* EXERCISE INPUT
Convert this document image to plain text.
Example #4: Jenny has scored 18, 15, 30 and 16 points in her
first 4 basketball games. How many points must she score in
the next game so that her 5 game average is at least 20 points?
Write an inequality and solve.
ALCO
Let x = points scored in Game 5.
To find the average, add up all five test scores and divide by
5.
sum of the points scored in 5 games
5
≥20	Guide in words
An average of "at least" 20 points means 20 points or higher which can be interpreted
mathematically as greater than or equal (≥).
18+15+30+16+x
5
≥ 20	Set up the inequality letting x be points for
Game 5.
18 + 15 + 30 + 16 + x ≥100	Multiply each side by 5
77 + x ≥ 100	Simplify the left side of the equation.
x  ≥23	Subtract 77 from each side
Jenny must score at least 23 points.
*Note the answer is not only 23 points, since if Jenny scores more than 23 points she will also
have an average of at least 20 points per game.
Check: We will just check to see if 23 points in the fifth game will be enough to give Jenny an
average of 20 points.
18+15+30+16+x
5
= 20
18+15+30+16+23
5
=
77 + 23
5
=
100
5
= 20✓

* YOUR GOAL
Using the material above, copy every line in which the string "inequality" occurs.

* RESULT FOR THIS TASK
Write an inequality and solve.
≥ 20	Set up the inequality letting x be points for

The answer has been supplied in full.